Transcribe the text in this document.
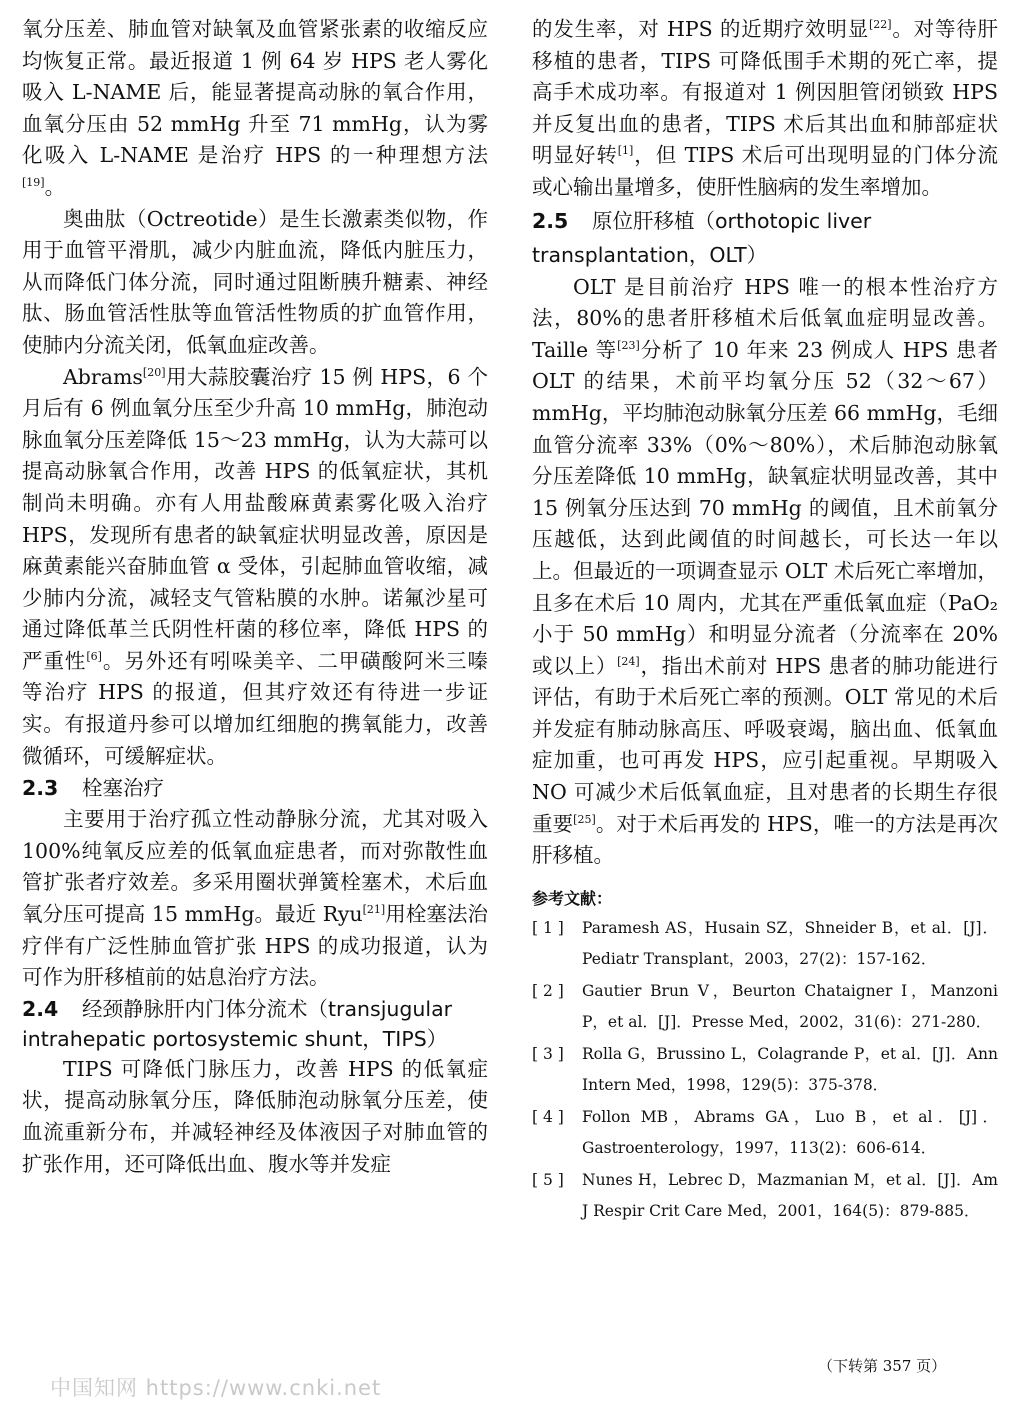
氧分压差、肺血管对缺氧及血管紧张素的收缩反应均恢复正常。最近报道 1 例 64 岁 HPS 老人雾化吸入 L-NAME 后，能显著提高动脉的氧合作用，血氧分压由 52 mmHg 升至 71 mmHg，认为雾化吸入 L-NAME 是治疗 HPS 的一种理想方法[19]。

奥曲肽（Octreotide）是生长激素类似物，作用于血管平滑肌，减少内脏血流，降低内脏压力，从而降低门体分流，同时通过阻断胰升糖素、神经肽、肠血管活性肽等血管活性物质的扩血管作用，使肺内分流关闭，低氧血症改善。

Abrams[20]用大蒜胶囊治疗 15 例 HPS，6 个月后有 6 例血氧分压至少升高 10 mmHg，肺泡动脉血氧分压差降低 15～23 mmHg，认为大蒜可以提高动脉氧合作用，改善 HPS 的低氧症状，其机制尚未明确。亦有人用盐酸麻黄素雾化吸入治疗 HPS，发现所有患者的缺氧症状明显改善，原因是麻黄素能兴奋肺血管 α 受体，引起肺血管收缩，减少肺内分流，减轻支气管粘膜的水肿。诺氟沙星可通过降低革兰氏阴性杆菌的移位率，降低 HPS 的严重性[6]。另外还有吲哚美辛、二甲磺酸阿米三嗪等治疗 HPS 的报道，但其疗效还有待进一步证实。有报道丹参可以增加红细胞的携氧能力，改善微循环，可缓解症状。

2.3 栓塞治疗

主要用于治疗孤立性动静脉分流，尤其对吸入 100%纯氧反应差的低氧血症患者，而对弥散性血管扩张者疗效差。多采用圈状弹簧栓塞术，术后血氧分压可提高 15 mmHg。最近 Ryu[21]用栓塞法治疗伴有广泛性肺血管扩张 HPS 的成功报道，认为可作为肝移植前的姑息治疗方法。

2.4 经颈静脉肝内门体分流术（transjugular intrahepatic portosystemic shunt，TIPS）

TIPS 可降低门脉压力，改善 HPS 的低氧症状，提高动脉氧分压，降低肺泡动脉氧分压差，使血流重新分布，并减轻神经及体液因子对肺血管的扩张作用，还可降低出血、腹水等并发症

的发生率，对 HPS 的近期疗效明显[22]。对等待肝移植的患者，TIPS 可降低围手术期的死亡率，提高手术成功率。有报道对 1 例因胆管闭锁致 HPS 并反复出血的患者，TIPS 术后其出血和肺部症状明显好转[1]，但 TIPS 术后可出现明显的门体分流或心输出量增多，使肝性脑病的发生率增加。

2.5 原位肝移植（orthotopic liver transplantation，OLT）

OLT 是目前治疗 HPS 唯一的根本性治疗方法，80%的患者肝移植术后低氧血症明显改善。Taille 等[23]分析了 10 年来 23 例成人 HPS 患者 OLT 的结果，术前平均氧分压 52（32～67）mmHg，平均肺泡动脉氧分压差 66 mmHg，毛细血管分流率 33%（0%～80%），术后肺泡动脉氧分压差降低 10 mmHg，缺氧症状明显改善，其中 15 例氧分压达到 70 mmHg 的阈值，且术前氧分压越低，达到此阈值的时间越长，可长达一年以上。但最近的一项调查显示 OLT 术后死亡率增加，且多在术后 10 周内，尤其在严重低氧血症（PaO₂ 小于 50 mmHg）和明显分流者（分流率在 20%或以上）[24]，指出术前对 HPS 患者的肺功能进行评估，有助于术后死亡率的预测。OLT 常见的术后并发症有肺动脉高压、呼吸衰竭，脑出血、低氧血症加重，也可再发 HPS，应引起重视。早期吸入 NO 可减少术后低氧血症，且对患者的长期生存很重要[25]。对于术后再发的 HPS，唯一的方法是再次肝移植。

参考文献：
[ 1 ]	Paramesh AS，Husain SZ，Shneider B，et al．[J]．Pediatr Transplant，2003，27(2)：157-162．
[ 2 ]	Gautier Brun V，Beurton Chataigner I，Manzoni P，et al．[J]．Presse Med，2002，31(6)：271-280．
[ 3 ]	Rolla G，Brussino L，Colagrande P，et al．[J]．Ann Intern Med，1998，129(5)：375-378．
[ 4 ]	Follon MB，Abrams GA，Luo B，et al．[J]．Gastroenterology，1997，113(2)：606-614．
[ 5 ]	Nunes H，Lebrec D，Mazmanian M，et al．[J]．Am J Respir Crit Care Med，2001，164(5)：879-885．
（下转第 357 页）
中国知网 https://www.cnki.net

**Objective**
Leave the pictures out and copy the rest of the data exactly.

**Exercise answer**
Transcribe the text in this document.
氧分压差、肺血管对缺氧及血管紧张素的收缩反应均恢复正常。最近报道 1 例 64 岁 HPS 老人雾化吸入 L-NAME 后，能显著提高动脉的氧合作用，血氧分压由 52 mmHg 升至 71 mmHg，认为雾化吸入 L-NAME 是治疗 HPS 的一种理想方法[19]。

奥曲肽（Octreotide）是生长激素类似物，作用于血管平滑肌，减少内脏血流，降低内脏压力，从而降低门体分流，同时通过阻断胰升糖素、神经肽、肠血管活性肽等血管活性物质的扩血管作用，使肺内分流关闭，低氧血症改善。

Abrams[20]用大蒜胶囊治疗 15 例 HPS，6 个月后有 6 例血氧分压至少升高 10 mmHg，肺泡动脉血氧分压差降低 15～23 mmHg，认为大蒜可以提高动脉氧合作用，改善 HPS 的低氧症状，其机制尚未明确。亦有人用盐酸麻黄素雾化吸入治疗 HPS，发现所有患者的缺氧症状明显改善，原因是麻黄素能兴奋肺血管 α 受体，引起肺血管收缩，减少肺内分流，减轻支气管粘膜的水肿。诺氟沙星可通过降低革兰氏阴性杆菌的移位率，降低 HPS 的严重性[6]。另外还有吲哚美辛、二甲磺酸阿米三嗪等治疗 HPS 的报道，但其疗效还有待进一步证实。有报道丹参可以增加红细胞的携氧能力，改善微循环，可缓解症状。

2.3 栓塞治疗

主要用于治疗孤立性动静脉分流，尤其对吸入 100%纯氧反应差的低氧血症患者，而对弥散性血管扩张者疗效差。多采用圈状弹簧栓塞术，术后血氧分压可提高 15 mmHg。最近 Ryu[21]用栓塞法治疗伴有广泛性肺血管扩张 HPS 的成功报道，认为可作为肝移植前的姑息治疗方法。

2.4 经颈静脉肝内门体分流术（transjugular intrahepatic portosystemic shunt，TIPS）

TIPS 可降低门脉压力，改善 HPS 的低氧症状，提高动脉氧分压，降低肺泡动脉氧分压差，使血流重新分布，并减轻神经及体液因子对肺血管的扩张作用，还可降低出血、腹水等并发症

的发生率，对 HPS 的近期疗效明显[22]。对等待肝移植的患者，TIPS 可降低围手术期的死亡率，提高手术成功率。有报道对 1 例因胆管闭锁致 HPS 并反复出血的患者，TIPS 术后其出血和肺部症状明显好转[1]，但 TIPS 术后可出现明显的门体分流或心输出量增多，使肝性脑病的发生率增加。

2.5 原位肝移植（orthotopic liver transplantation，OLT）

OLT 是目前治疗 HPS 唯一的根本性治疗方法，80%的患者肝移植术后低氧血症明显改善。Taille 等[23]分析了 10 年来 23 例成人 HPS 患者 OLT 的结果，术前平均氧分压 52（32～67）mmHg，平均肺泡动脉氧分压差 66 mmHg，毛细血管分流率 33%（0%～80%），术后肺泡动脉氧分压差降低 10 mmHg，缺氧症状明显改善，其中 15 例氧分压达到 70 mmHg 的阈值，且术前氧分压越低，达到此阈值的时间越长，可长达一年以上。但最近的一项调查显示 OLT 术后死亡率增加，且多在术后 10 周内，尤其在严重低氧血症（PaO₂ 小于 50 mmHg）和明显分流者（分流率在 20%或以上）[24]，指出术前对 HPS 患者的肺功能进行评估，有助于术后死亡率的预测。OLT 常见的术后并发症有肺动脉高压、呼吸衰竭，脑出血、低氧血症加重，也可再发 HPS，应引起重视。早期吸入 NO 可减少术后低氧血症，且对患者的长期生存很重要[25]。对于术后再发的 HPS，唯一的方法是再次肝移植。

参考文献：
[ 1 ]	Paramesh AS，Husain SZ，Shneider B，et al．[J]．Pediatr Transplant，2003，27(2)：157-162．
[ 2 ]	Gautier Brun V，Beurton Chataigner I，Manzoni P，et al．[J]．Presse Med，2002，31(6)：271-280．
[ 3 ]	Rolla G，Brussino L，Colagrande P，et al．[J]．Ann Intern Med，1998，129(5)：375-378．
[ 4 ]	Follon MB，Abrams GA，Luo B，et al．[J]．Gastroenterology，1997，113(2)：606-614．
[ 5 ]	Nunes H，Lebrec D，Mazmanian M，et al．[J]．Am J Respir Crit Care Med，2001，164(5)：879-885．
（下转第 357 页）
中国知网 https://www.cnki.net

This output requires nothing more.